Recorded data:
--- begin ---

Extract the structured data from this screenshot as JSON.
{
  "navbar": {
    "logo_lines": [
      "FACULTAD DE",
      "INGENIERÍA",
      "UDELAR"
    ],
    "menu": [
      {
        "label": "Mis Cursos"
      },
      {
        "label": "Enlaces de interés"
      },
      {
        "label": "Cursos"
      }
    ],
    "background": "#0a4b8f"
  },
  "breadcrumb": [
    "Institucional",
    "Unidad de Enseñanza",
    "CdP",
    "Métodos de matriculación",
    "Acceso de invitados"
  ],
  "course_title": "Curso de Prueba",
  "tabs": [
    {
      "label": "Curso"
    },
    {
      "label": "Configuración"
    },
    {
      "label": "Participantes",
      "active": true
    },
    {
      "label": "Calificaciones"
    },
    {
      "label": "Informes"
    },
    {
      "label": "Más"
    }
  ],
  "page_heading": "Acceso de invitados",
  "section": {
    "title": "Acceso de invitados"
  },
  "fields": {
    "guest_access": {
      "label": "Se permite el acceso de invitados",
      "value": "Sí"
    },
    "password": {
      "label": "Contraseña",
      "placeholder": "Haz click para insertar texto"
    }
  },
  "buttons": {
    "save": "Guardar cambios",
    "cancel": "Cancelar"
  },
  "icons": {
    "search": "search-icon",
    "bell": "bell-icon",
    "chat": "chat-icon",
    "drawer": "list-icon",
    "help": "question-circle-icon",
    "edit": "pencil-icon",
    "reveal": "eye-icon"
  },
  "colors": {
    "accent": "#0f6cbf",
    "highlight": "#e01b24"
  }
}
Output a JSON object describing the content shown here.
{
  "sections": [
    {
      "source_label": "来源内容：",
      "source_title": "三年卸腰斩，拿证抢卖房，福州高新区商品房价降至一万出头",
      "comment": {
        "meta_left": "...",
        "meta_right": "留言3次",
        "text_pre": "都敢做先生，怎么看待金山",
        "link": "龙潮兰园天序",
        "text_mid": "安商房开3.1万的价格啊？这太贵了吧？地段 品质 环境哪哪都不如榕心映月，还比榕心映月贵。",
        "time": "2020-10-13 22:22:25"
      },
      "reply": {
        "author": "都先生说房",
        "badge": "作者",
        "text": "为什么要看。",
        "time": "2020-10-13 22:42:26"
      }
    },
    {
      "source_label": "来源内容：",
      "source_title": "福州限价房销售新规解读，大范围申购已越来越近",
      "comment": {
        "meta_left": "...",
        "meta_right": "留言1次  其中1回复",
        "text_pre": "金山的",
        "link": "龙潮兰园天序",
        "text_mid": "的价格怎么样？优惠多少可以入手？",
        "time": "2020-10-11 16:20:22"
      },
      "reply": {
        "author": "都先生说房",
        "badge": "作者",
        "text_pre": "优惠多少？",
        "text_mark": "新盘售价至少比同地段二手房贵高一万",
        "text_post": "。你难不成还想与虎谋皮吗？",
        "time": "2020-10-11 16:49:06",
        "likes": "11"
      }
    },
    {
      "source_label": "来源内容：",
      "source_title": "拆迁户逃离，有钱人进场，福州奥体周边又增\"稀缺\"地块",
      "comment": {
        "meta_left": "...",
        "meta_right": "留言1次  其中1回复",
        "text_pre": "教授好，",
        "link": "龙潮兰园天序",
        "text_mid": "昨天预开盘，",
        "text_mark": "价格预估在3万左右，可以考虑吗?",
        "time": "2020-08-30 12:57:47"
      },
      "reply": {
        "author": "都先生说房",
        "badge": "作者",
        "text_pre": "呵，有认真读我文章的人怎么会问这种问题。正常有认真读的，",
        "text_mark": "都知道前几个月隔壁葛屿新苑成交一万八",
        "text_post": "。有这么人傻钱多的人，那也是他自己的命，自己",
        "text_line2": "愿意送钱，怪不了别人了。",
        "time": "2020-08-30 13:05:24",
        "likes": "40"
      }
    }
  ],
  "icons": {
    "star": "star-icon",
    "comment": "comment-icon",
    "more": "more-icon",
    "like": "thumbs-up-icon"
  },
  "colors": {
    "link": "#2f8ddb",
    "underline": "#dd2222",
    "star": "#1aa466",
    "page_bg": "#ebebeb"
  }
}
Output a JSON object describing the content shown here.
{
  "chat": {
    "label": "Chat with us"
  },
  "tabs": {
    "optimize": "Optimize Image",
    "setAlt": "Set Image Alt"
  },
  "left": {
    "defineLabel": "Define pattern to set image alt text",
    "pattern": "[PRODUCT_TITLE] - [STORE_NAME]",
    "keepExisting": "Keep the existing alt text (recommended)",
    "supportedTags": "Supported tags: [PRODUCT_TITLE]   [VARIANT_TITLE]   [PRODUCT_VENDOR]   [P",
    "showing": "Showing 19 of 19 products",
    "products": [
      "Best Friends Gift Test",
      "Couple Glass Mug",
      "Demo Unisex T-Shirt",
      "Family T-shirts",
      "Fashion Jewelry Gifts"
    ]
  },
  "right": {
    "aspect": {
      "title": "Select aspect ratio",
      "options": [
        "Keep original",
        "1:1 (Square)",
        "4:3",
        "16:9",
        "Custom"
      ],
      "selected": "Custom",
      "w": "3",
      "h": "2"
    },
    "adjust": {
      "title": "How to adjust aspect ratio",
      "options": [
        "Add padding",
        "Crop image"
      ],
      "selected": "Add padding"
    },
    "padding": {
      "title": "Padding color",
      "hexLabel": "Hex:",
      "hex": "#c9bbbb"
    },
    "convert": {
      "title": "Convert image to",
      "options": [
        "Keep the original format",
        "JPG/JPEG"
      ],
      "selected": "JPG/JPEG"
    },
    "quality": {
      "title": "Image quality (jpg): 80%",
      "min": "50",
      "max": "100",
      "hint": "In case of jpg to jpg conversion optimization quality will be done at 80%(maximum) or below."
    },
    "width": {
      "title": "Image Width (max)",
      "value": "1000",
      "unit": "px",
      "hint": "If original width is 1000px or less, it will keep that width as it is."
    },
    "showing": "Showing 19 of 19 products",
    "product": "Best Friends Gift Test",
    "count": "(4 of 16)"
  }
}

--- end ---

● Task goal
Say how many lines in this material hold "original", and say nothing else.

● Reply
3